■ **What is required**
Reproduce all of the data exactly.

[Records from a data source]
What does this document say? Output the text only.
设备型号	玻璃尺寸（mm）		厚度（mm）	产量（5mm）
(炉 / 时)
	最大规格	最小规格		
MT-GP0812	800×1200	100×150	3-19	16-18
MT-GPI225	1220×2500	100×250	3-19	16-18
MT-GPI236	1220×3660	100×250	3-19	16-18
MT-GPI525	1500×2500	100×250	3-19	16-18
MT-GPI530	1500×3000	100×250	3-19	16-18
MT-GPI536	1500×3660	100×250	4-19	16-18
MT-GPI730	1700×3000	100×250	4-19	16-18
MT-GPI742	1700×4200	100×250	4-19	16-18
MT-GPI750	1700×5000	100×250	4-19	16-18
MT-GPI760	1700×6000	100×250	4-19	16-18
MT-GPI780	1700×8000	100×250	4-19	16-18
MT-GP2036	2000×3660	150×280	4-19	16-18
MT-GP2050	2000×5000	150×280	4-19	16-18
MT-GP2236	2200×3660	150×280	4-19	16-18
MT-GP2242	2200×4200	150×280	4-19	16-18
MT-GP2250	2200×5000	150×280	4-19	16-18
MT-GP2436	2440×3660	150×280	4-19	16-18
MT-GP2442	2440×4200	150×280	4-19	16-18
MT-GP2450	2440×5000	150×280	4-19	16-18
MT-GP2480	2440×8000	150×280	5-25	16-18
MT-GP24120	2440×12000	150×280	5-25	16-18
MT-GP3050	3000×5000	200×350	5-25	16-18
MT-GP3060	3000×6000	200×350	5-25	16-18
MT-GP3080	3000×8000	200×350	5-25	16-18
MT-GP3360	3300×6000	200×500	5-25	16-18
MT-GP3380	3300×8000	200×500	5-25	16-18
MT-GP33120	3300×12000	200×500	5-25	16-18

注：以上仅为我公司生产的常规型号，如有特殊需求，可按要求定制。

■ **Task solution**
What does this document say? Output the text only.
设备型号	玻璃尺寸（mm）		厚度（mm）	产量（5mm）
(炉 / 时)
	最大规格	最小规格		
MT-GP0812	800×1200	100×150	3-19	16-18
MT-GPI225	1220×2500	100×250	3-19	16-18
MT-GPI236	1220×3660	100×250	3-19	16-18
MT-GPI525	1500×2500	100×250	3-19	16-18
MT-GPI530	1500×3000	100×250	3-19	16-18
MT-GPI536	1500×3660	100×250	4-19	16-18
MT-GPI730	1700×3000	100×250	4-19	16-18
MT-GPI742	1700×4200	100×250	4-19	16-18
MT-GPI750	1700×5000	100×250	4-19	16-18
MT-GPI760	1700×6000	100×250	4-19	16-18
MT-GPI780	1700×8000	100×250	4-19	16-18
MT-GP2036	2000×3660	150×280	4-19	16-18
MT-GP2050	2000×5000	150×280	4-19	16-18
MT-GP2236	2200×3660	150×280	4-19	16-18
MT-GP2242	2200×4200	150×280	4-19	16-18
MT-GP2250	2200×5000	150×280	4-19	16-18
MT-GP2436	2440×3660	150×280	4-19	16-18
MT-GP2442	2440×4200	150×280	4-19	16-18
MT-GP2450	2440×5000	150×280	4-19	16-18
MT-GP2480	2440×8000	150×280	5-25	16-18
MT-GP24120	2440×12000	150×280	5-25	16-18
MT-GP3050	3000×5000	200×350	5-25	16-18
MT-GP3060	3000×6000	200×350	5-25	16-18
MT-GP3080	3000×8000	200×350	5-25	16-18
MT-GP3360	3300×6000	200×500	5-25	16-18
MT-GP3380	3300×8000	200×500	5-25	16-18
MT-GP33120	3300×12000	200×500	5-25	16-18

注：以上仅为我公司生产的常规型号，如有特殊需求，可按要求定制。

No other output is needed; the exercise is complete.